Under the terms of the agreement, O-I is purchasing CIV's glass container business for $603 million, which includes future tax benefits with an estimated present value of $140 million. These tax benefits include federal and state incentives for development in Brazil's northeastern region. The all-cash transaction closed today.

In the first full year of operation, O-I expects the acquisition will boost regional net sales by approximately $200 million. The return on investment is expected to exceed O-I's cost of capital. The purchase price reflects a 5.8 times EBITDA multiple for the first year of operation, excluding the present value of future tax benefits and including estimated net cost savings.

"The acquisition of this well-managed company in South America – our fastest-growing and most profitable region – directly supports our strategy of expanding our presence in emerging markets with robust earnings growth potential," said Al Stroucken, O-I chairman and CEO. "Our recent expansions in Argentina, China, Malaysia and Vietnam, as well as the opening of new furnaces in Peru and New Zealand, clearly demonstrate our commitment to these rapidly growing regions and the opportunities they offer."  

O-I South America President Andres Lopez says the expanded Brazilian footprint also aligns with unfolding consumer trends and customer growth plans. "Economic development and increased consumer purchasing power is driving significant growth in the Brazilian container market. Our customers are expanding their operations, and this acquisition enables us to serve them, as well as new customers, more effectively. After we've implemented our advanced technology and lean manufacturing principles, we fully expect to boost productivity in the new plants," said Lopez.  

Highlights of the acquisition and additional market-related data are available on the

O-I Web site at  www.o-i.com/investorrelations.

About O-I

Millions of times a day, O-I glass containers deliver many of the world's best-known consumer products to people all around the world. With the leading position in Europe, North America, Asia Pacific and Latin America, O-I manufactures consumer-preferred, 100 percent recyclable glass containers that enable superior taste, purity, visual appeal and value benefits for our customers' products. Established in 1903, the company employs more than 22,000 people with 78 plants in 22 countries. In 2009, net sales were $7.1 billion. For more information, visit www.o-i.com.

Regulation G

EBITDA consists of earnings before interest income, interest expense, provision for income taxes, noncontrolling interests, depreciation and amortization. EBITDA is not a measurement of financial performance under U.S. generally accepted accounting principles (GAAP) and should not be considered as an alternative to cash flow from operating activities or as a measure of liquidity or an alternative to net income as indicators of the Company's operating performance or any other measures of performance derived in accordance with GAAP. The most directly comparable GAAP financial measure to EBITDA is earnings from continuing operations attributable to the Company. EBITDA, as calculated by the Company, may not necessarily be comparable to other similarly titled captions of other companies due to potential inconsistencies in the method of calculation. Management uses this non-GAAP measure principally for internal reporting, forecasting and budgeting and believes that investors may use it as supplemental information to evaluate a company's ability to service its indebtedness.

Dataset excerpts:
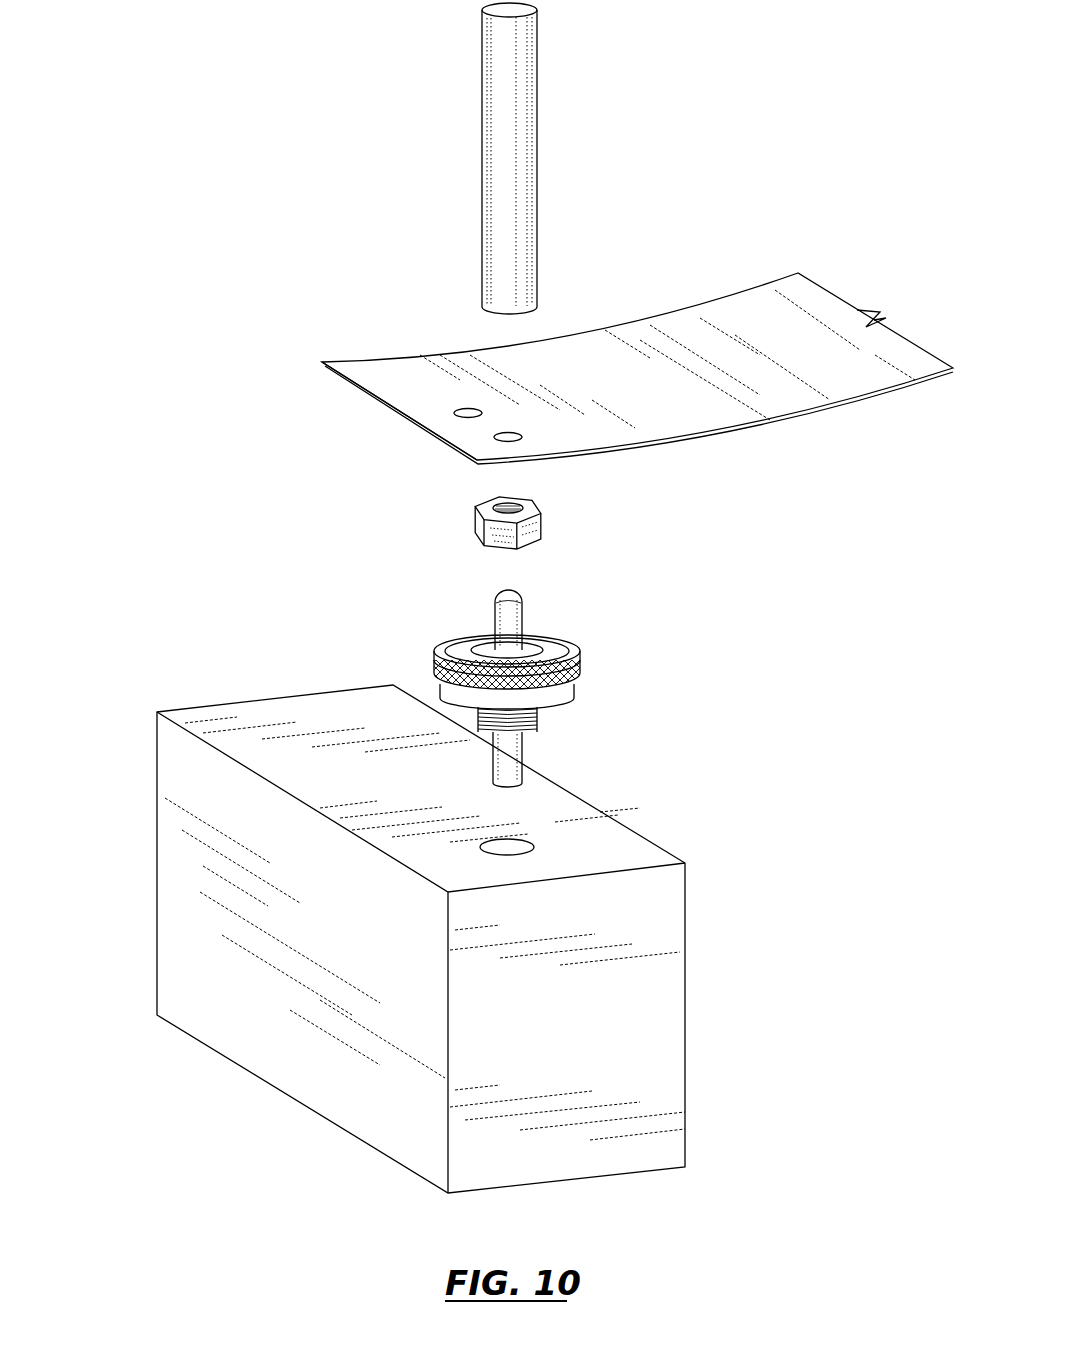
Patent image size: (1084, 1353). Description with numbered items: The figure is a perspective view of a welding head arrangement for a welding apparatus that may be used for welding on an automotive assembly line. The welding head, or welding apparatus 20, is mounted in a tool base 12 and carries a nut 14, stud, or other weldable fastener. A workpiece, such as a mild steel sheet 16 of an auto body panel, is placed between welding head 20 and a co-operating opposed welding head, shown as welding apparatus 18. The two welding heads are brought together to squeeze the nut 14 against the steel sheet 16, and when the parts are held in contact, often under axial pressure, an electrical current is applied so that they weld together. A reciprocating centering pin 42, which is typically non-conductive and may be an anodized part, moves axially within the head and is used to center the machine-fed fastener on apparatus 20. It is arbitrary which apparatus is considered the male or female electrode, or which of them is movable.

The tool base 12 is at (177, 768).
The nut 14 is at (476, 521).
The mild steel sheet 16 is at (361, 368).
The welding apparatus 18 is at (508, 58).
The welding apparatus 20 is at (613, 650).
The reciprocating centering pin 42 is at (508, 755).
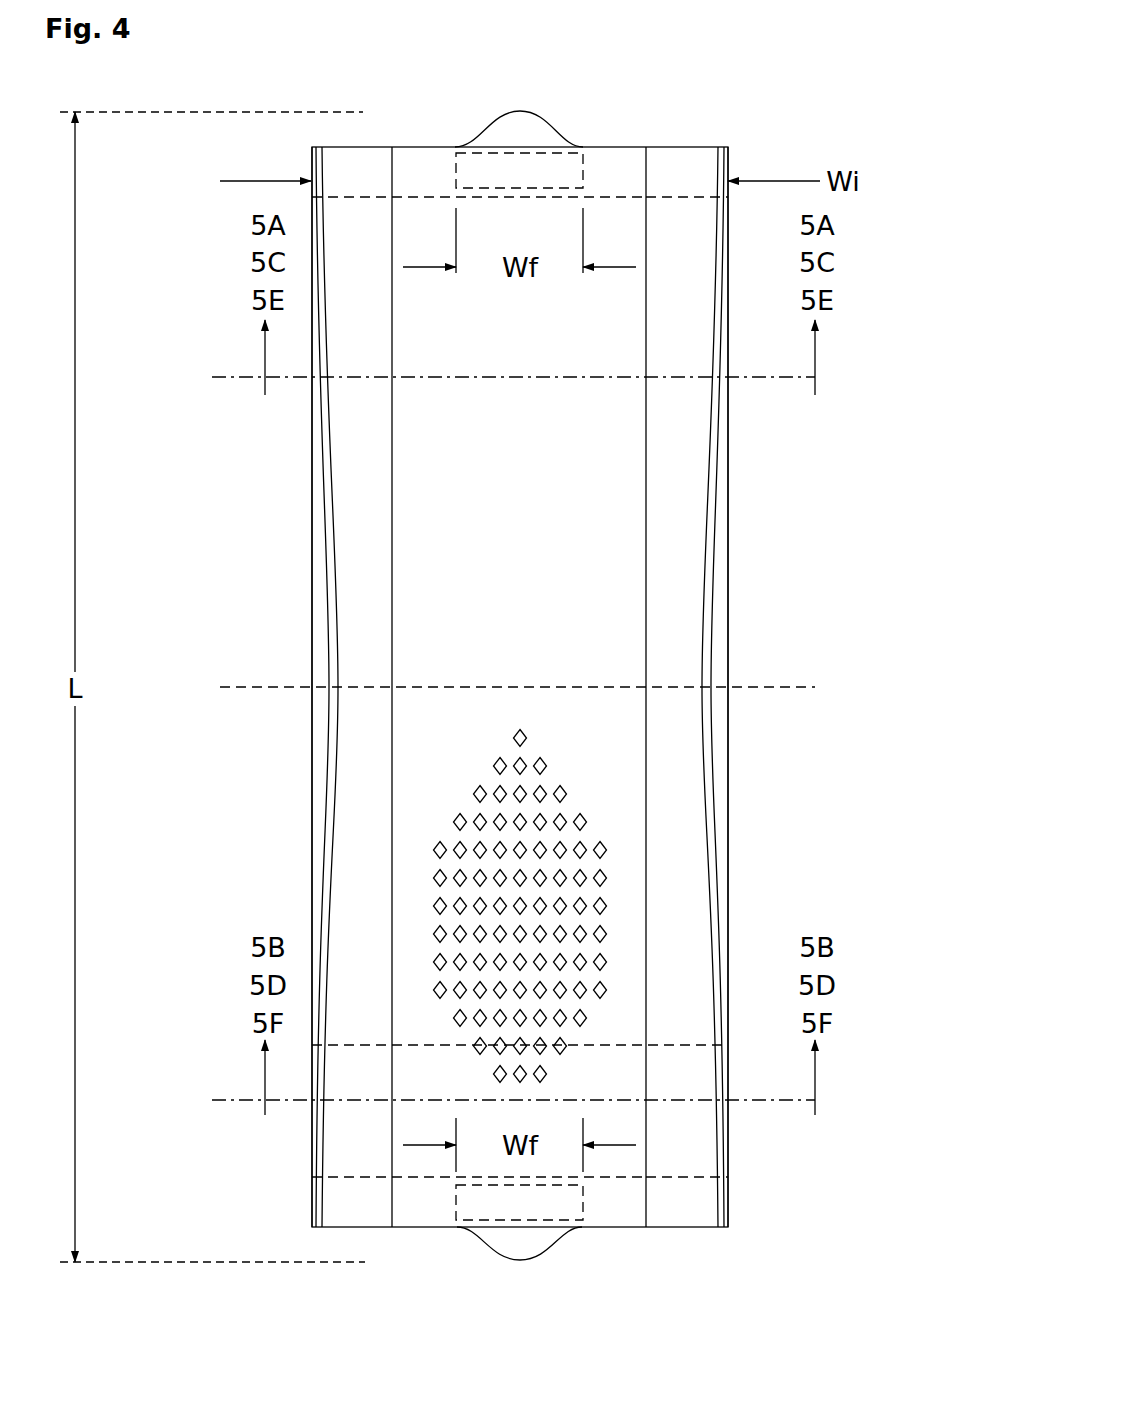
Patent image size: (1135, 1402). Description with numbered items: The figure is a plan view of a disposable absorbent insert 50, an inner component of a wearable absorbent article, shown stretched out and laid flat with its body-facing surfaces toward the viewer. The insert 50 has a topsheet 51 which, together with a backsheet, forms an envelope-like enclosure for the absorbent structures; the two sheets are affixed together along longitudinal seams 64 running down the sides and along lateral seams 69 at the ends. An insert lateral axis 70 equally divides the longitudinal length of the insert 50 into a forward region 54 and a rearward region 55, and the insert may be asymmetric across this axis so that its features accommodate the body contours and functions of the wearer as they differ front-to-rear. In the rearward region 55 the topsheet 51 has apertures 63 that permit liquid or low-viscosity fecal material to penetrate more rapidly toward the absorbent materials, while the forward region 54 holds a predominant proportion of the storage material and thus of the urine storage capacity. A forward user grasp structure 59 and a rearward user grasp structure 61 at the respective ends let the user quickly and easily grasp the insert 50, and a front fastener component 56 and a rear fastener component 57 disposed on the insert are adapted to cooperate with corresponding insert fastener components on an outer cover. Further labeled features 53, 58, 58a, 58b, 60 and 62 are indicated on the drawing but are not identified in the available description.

The disposable absorbent insert 50 is at (772, 590).
The topsheet 51 is at (615, 535).
The side flap 53 is at (365, 608).
The forward region 54 is at (295, 443).
The rearward region 55 is at (742, 942).
The front fastener component 56 is at (585, 162).
The rear fastener component 57 is at (573, 1208).
The leg elastic member 58 is at (511, 687).
The outer leg elastic 58a is at (328, 782).
The inner leg elastic 58b is at (337, 826).
The forward user grasp structure 59 is at (538, 128).
The front end portion 60 is at (620, 168).
The rearward user grasp structure 61 is at (495, 1262).
The rear end portion 62 is at (614, 1208).
The apertures 63 is at (606, 876).
The longitudinal seams 64 is at (325, 483).
The lateral seams 69 is at (375, 178).
The insert lateral axis 70 is at (535, 688).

Written problem 1: According to the O-I acquisition release, by about how much does O-I expect the acquisition to raise regional net sales in the first full year of operation?
Written problem 2: From the O-I acquisition release, quote the passage starting at "O-I South America" and ending at "site at  www.o-i.com/investorrelations.".

Task output 1: Approximately $200 million.

Task output 2:
O-I South America President Andres Lopez says the expanded Brazilian footprint also aligns with unfolding consumer trends and customer growth plans. "Economic development and increased consumer purchasing power is driving significant growth in the Brazilian container market. Our customers are expanding their operations, and this acquisition enables us to serve them, as well as new customers, more effectively. After we've implemented our advanced technology and lean manufacturing principles, we fully expect to boost productivity in the new plants," said Lopez.  

Highlights of the acquisition and additional market-related data are available on the

O-I Web site at  www.o-i.com/investorrelations.